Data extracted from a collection
━━━━━━

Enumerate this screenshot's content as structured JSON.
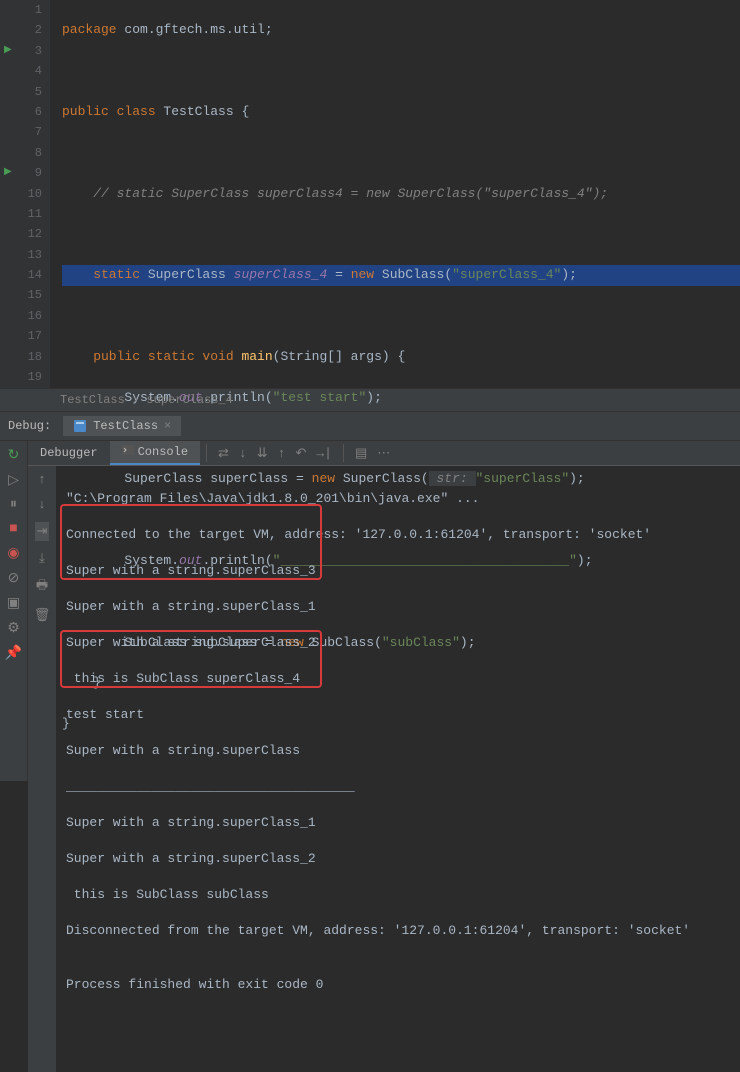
{
  "code": {
    "lines": [
      {
        "n": 1,
        "run": false
      },
      {
        "n": 2,
        "run": false
      },
      {
        "n": 3,
        "run": true
      },
      {
        "n": 4,
        "run": false
      },
      {
        "n": 5,
        "run": false
      },
      {
        "n": 6,
        "run": false
      },
      {
        "n": 7,
        "run": false
      },
      {
        "n": 8,
        "run": false
      },
      {
        "n": 9,
        "run": true
      },
      {
        "n": 10,
        "run": false
      },
      {
        "n": 11,
        "run": false
      },
      {
        "n": 12,
        "run": false
      },
      {
        "n": 13,
        "run": false
      },
      {
        "n": 14,
        "run": false
      },
      {
        "n": 15,
        "run": false
      },
      {
        "n": 16,
        "run": false
      },
      {
        "n": 17,
        "run": false
      },
      {
        "n": 18,
        "run": false
      },
      {
        "n": 19,
        "run": false
      }
    ],
    "l1_kw1": "package ",
    "l1_pkg": "com.gftech.ms.util;",
    "l3_kw1": "public class ",
    "l3_cls": "TestClass",
    "l3_b": " {",
    "l5_com": "    // static SuperClass superClass4 = new SuperClass(\"superClass_4\");",
    "l7_kw1": "    static ",
    "l7_cls": "SuperClass ",
    "l7_fld": "superClass_4",
    "l7_eq": " = ",
    "l7_kw2": "new ",
    "l7_cls2": "SubClass(",
    "l7_str": "\"superClass_4\"",
    "l7_end": ");",
    "l9_kw1": "    public static void ",
    "l9_mtd": "main",
    "l9_p1": "(String[] args) {",
    "l10_ind": "        System.",
    "l10_out": "out",
    "l10_p": ".println(",
    "l10_str": "\"test start\"",
    "l10_e": ");",
    "l12_ind": "        SuperClass superClass = ",
    "l12_kw": "new ",
    "l12_cls": "SuperClass(",
    "l12_hint": " str: ",
    "l12_str": "\"superClass\"",
    "l12_e": ");",
    "l14_ind": "        System.",
    "l14_out": "out",
    "l14_p": ".println(",
    "l14_str": "\"_____________________________________\"",
    "l14_e": ");",
    "l16_ind": "        SubClass subClass = ",
    "l16_kw": "new ",
    "l16_cls": "SubClass(",
    "l16_str": "\"subClass\"",
    "l16_e": ");",
    "l17": "    }",
    "l18": "}"
  },
  "breadcrumb": {
    "part1": "TestClass",
    "sep": " › ",
    "part2": "superClass_4"
  },
  "debug": {
    "label": "Debug:",
    "tab_name": "TestClass",
    "tabs": {
      "debugger": "Debugger",
      "console": "Console"
    }
  },
  "console": {
    "line1": "\"C:\\Program Files\\Java\\jdk1.8.0_201\\bin\\java.exe\" ...",
    "line2": "Connected to the target VM, address: '127.0.0.1:61204', transport: 'socket'",
    "line3": "Super with a string.superClass_3",
    "line4": "Super with a string.superClass_1",
    "line5": "Super with a string.superClass_2",
    "line6": " this is SubClass superClass_4",
    "line7": "test start",
    "line8": "Super with a string.superClass",
    "line9": "_____________________________________",
    "line10": "Super with a string.superClass_1",
    "line11": "Super with a string.superClass_2",
    "line12": " this is SubClass subClass",
    "line13": "Disconnected from the target VM, address: '127.0.0.1:61204', transport: 'socket'",
    "line14": "",
    "line15": "Process finished with exit code 0"
  }
}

━━━━━━

TASK INSTRUCTIONS:
Wherever a line in the data above holds "target", copy that line.

WRITTEN ANSWER:
    "line2": "Connected to the target VM, address: '127.0.0.1:61204', transport: 'socket'",
    "line13": "Disconnected from the target VM, address: '127.0.0.1:61204', transport: 'socket'",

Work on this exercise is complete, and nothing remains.